BEGIN SOURCE PASSAGE

Rejected/Alternate approaches

Retrieve lag information on-demand

We employ a pull model where servers don't explicitly send their lag information. Rather, communication happens only when needed, i.e. when a server tries to forward a request to another server. Once server B has determined that server A is down, it needs to determine what other server should evaluate the query. At this point,B doesn't have any knowledge of the lag information of the other standbys. So, in addition to evaluating the query locally, B also sends the request to C. B then has both its own result and C’s result of query evaluation and decides which one is the freshest to include in the response. B can make this decision because the lag information is piggybacked with the query evaluation result. The advantages of this approach is that it results in less communication overhead: Lag information is exchanged only when the active is down. Moreover, it is piggy-backed on the request. On the other side, all standbys need to evaluate the same query. Moreover, the communication between B and C involves large messages as they contain the query result (can be many rows). Finally, latency for a request increases as B needs to wait to receive a response from C with query result and lag information. Then only can B send a response back to the client.

More efficient lag propagation

Instead of broadcasting lag information, we could also build a gossip protocol to disseminate this information, with more round trips but lower network bandwidth consumption. While we concede that this is an effective and proven technique, debugging such protocols is hard in practice. So, we decided to keep things simple, learn and iterate. Similarly, we could also encode lag information in the regular pull query responses themselves, providing very upto-date lag estimates. However, sending lag information for all local stores in every response will be prohibitively expensive and we would need a more intelligent, selective propagation that only piggybacks a few stores's lag in each response. We may pursue both of these approaches in the future, based on initial experience.

Failure detection based on actual request failures

In this proposal, we have argued for a separate health checking mechanism (i.e separate control plane), while we could have used the pull query requests between servers themselves to gauge whether another server is up or down. But, any scheme like that would require a fallback mechanism that periodically probes other servers anyway to keep the availability information upto date. While we recognize that such an approach could provide much quicker failure detection (and potentially higher number of samples to base failure detection on) and less communication overhead, it also requires significant tuning to handle transient application pauses or other corner cases.

We intend to use the simple heartbeat mechanism proposed here as a baseline implementation, that can be extended to more advanced schemes like these down the line.

Test plan

We will do unit tests and integration tests with failure scenarios where we cover the cases:

  1. Request is forwarded to a standby.
  2. Request is forward to the most caught-up standby.
  3. Request fails if lag of standbys is more than acceptable lag configuration.

We will look into muckrake or cc-system-tests.

Documentation Updates

Need to add documentation about the configuration parameters regarding the failure detection policy, acceptable lag, new endpoints.

Compatibility Implications

N/A

Performance Implications

Improve performance of pull queries in case of failure.

END SOURCE PASSAGE
BEGIN RECORD EXTRACTS

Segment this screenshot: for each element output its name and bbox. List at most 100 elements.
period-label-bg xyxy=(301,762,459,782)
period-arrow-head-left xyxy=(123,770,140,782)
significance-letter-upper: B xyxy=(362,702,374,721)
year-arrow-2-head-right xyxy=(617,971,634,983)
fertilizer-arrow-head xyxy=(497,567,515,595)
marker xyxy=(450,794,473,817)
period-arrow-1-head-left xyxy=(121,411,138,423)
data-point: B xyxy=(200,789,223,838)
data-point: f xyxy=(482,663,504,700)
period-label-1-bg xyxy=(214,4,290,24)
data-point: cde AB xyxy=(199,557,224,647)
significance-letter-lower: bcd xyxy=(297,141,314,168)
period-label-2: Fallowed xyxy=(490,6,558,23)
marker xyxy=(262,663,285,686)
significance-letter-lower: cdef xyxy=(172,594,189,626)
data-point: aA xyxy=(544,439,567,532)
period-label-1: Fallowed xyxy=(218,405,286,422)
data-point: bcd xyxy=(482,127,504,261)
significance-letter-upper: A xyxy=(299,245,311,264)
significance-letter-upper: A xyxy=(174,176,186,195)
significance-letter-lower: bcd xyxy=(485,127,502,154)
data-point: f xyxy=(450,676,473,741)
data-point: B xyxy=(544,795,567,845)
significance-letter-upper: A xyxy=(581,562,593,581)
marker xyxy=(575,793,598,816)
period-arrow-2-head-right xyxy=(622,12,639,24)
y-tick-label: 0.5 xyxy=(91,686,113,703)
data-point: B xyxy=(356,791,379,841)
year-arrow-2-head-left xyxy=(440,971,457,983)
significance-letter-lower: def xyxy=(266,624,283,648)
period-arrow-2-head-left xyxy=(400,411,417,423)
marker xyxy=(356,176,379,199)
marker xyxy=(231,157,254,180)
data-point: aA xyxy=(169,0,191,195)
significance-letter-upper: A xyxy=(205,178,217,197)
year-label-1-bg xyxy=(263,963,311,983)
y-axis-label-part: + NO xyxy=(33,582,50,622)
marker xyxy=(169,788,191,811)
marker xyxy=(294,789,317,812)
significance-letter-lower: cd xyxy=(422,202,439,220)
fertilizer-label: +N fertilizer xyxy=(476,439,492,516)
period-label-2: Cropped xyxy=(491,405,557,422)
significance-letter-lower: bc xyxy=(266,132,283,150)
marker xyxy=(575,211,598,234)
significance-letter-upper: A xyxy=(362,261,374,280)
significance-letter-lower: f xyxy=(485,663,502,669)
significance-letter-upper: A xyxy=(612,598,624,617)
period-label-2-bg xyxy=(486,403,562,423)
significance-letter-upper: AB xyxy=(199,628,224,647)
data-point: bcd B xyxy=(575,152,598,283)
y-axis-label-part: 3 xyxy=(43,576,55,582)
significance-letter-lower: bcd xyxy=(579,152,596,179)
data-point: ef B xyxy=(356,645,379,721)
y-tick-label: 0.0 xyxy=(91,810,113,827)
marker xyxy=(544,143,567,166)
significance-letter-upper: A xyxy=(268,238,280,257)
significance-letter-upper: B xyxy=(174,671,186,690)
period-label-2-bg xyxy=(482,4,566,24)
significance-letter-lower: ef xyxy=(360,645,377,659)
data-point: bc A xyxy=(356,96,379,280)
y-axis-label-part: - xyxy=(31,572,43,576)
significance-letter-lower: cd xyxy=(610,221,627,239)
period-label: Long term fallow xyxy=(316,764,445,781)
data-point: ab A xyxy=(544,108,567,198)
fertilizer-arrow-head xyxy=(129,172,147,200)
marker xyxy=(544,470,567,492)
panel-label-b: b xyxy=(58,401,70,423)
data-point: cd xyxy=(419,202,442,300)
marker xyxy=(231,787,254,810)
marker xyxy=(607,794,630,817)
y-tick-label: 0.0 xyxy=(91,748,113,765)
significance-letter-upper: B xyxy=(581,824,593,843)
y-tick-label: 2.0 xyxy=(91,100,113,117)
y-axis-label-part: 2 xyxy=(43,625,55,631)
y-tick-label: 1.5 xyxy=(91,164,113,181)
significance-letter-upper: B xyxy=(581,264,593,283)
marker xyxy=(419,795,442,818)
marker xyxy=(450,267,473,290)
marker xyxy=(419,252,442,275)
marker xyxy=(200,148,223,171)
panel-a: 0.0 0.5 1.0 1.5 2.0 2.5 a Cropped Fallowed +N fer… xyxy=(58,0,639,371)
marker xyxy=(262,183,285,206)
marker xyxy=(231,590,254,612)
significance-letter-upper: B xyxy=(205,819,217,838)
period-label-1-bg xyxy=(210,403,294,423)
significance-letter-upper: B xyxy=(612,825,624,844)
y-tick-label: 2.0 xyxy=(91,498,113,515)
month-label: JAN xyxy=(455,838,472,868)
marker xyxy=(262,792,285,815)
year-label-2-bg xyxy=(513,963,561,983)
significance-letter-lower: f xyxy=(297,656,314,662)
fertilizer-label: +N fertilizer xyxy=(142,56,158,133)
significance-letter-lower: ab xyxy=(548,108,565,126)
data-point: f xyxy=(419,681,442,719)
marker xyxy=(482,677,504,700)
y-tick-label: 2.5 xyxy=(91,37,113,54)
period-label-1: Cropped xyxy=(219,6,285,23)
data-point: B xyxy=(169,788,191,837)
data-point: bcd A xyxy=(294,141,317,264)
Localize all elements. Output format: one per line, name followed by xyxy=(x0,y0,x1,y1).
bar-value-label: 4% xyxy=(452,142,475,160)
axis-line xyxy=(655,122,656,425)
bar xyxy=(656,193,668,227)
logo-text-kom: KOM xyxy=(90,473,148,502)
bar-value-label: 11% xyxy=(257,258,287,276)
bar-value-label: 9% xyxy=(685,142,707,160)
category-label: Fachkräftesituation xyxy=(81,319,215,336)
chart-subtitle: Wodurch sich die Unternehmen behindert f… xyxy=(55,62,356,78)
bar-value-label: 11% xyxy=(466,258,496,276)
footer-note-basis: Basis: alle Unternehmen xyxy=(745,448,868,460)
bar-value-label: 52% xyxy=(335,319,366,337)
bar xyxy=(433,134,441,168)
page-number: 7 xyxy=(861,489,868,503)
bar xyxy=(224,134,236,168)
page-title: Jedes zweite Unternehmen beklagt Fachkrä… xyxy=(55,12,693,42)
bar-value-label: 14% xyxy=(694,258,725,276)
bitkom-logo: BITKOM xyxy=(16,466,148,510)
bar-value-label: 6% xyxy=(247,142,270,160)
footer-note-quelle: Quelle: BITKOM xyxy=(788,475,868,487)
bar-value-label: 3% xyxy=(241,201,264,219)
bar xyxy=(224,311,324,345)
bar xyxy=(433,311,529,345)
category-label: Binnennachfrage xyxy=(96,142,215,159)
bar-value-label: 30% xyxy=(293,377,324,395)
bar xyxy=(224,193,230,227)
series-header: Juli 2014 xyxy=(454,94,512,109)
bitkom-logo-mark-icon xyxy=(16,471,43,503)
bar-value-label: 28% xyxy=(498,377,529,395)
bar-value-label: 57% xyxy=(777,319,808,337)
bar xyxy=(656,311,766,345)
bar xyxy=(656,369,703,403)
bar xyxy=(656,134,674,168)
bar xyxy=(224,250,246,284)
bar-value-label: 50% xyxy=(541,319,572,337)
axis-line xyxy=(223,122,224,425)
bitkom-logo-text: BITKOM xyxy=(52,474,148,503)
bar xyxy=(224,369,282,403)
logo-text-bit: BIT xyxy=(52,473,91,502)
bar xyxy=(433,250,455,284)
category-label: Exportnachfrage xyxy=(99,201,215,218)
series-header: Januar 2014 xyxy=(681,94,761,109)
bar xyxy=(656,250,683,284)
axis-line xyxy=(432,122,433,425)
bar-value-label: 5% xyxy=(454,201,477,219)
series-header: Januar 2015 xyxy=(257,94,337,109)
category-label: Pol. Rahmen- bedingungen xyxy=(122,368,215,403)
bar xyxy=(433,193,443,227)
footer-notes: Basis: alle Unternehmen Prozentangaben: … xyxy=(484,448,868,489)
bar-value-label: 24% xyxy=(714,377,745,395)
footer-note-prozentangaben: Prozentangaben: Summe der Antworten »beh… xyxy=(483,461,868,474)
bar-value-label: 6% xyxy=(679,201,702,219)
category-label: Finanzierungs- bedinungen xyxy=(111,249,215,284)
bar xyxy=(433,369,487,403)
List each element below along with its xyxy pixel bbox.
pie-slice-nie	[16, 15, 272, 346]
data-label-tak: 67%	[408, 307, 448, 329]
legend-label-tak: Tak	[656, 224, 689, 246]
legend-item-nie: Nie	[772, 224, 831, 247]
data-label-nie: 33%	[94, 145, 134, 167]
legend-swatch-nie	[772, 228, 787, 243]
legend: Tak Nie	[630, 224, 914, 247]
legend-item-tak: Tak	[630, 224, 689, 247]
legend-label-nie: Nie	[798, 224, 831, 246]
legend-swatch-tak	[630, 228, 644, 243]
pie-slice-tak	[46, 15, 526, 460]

END RECORD EXTRACTS

## EXPLORE THE MATERIAL:
a. Which failure scenarios does the test plan in the design document say the unit and integration tests will cover? List each one.
b. Does the design document agree with each statement below? Answer yes or no for each, and quote the deciding words.
(i) A gossip protocol for lag information would take more round trips but use less network bandwidth.
(ii) The proposal relies on the pull query requests between servers to tell whether another server is up or down.
(iii) The test plan includes only unit tests.
c. Answer each question from the design document.
(i) In the rejected pull model, which server does B send the request to, in addition to evaluating the query locally?
(ii) What mechanism is to serve as the baseline implementation for failure detection?
(iii) What topics does the documentation need to cover?

## ANSWERS TO EACH TASK:
a.
1. Request is forwarded to a standby.
2. Request is forward to the most caught-up standby.
3. Request fails if lag of standbys is more than acceptable lag configuration.

b.
(i) Yes: "with more round trips but lower network bandwidth consumption."
(ii) No: "we have argued for a separate health checking mechanism (i.e separate control plane), while we could have used the pull query requests between servers themselves to gauge whether another server is up or down."
(iii) No: "We will do unit tests and integration tests with failure scenarios"

c.
(i) Server C.
(ii) The simple heartbeat mechanism proposed in the document.
(iii) The configuration parameters regarding the failure detection policy, acceptable lag, and new endpoints.